***** Source material *****

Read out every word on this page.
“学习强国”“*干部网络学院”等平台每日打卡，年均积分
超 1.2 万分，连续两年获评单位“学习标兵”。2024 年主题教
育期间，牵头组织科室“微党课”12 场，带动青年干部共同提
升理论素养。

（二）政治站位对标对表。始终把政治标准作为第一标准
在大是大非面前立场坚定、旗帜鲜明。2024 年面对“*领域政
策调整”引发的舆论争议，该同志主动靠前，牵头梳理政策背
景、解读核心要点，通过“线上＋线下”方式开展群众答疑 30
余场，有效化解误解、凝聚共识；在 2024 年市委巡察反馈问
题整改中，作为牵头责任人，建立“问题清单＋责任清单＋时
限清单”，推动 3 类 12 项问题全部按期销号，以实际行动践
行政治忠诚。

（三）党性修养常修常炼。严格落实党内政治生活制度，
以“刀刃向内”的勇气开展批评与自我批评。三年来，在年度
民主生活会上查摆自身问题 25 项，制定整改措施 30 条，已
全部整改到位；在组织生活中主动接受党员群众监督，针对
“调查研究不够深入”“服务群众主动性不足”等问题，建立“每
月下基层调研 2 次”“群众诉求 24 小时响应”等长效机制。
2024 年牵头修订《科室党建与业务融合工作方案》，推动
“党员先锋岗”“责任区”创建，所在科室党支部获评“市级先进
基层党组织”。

*****

Reproduce every line of the material above exactly.

Read out every word on this page.
“学习强国”“*干部网络学院”等平台每日打卡，年均积分
超 1.2 万分，连续两年获评单位“学习标兵”。2024 年主题教
育期间，牵头组织科室“微党课”12 场，带动青年干部共同提
升理论素养。

（二）政治站位对标对表。始终把政治标准作为第一标准
在大是大非面前立场坚定、旗帜鲜明。2024 年面对“*领域政
策调整”引发的舆论争议，该同志主动靠前，牵头梳理政策背
景、解读核心要点，通过“线上＋线下”方式开展群众答疑 30
余场，有效化解误解、凝聚共识；在 2024 年市委巡察反馈问
题整改中，作为牵头责任人，建立“问题清单＋责任清单＋时
限清单”，推动 3 类 12 项问题全部按期销号，以实际行动践
行政治忠诚。

（三）党性修养常修常炼。严格落实党内政治生活制度，
以“刀刃向内”的勇气开展批评与自我批评。三年来，在年度
民主生活会上查摆自身问题 25 项，制定整改措施 30 条，已
全部整改到位；在组织生活中主动接受党员群众监督，针对
“调查研究不够深入”“服务群众主动性不足”等问题，建立“每
月下基层调研 2 次”“群众诉求 24 小时响应”等长效机制。
2024 年牵头修订《科室党建与业务融合工作方案》，推动
“党员先锋岗”“责任区”创建，所在科室党支部获评“市级先进
基层党组织”。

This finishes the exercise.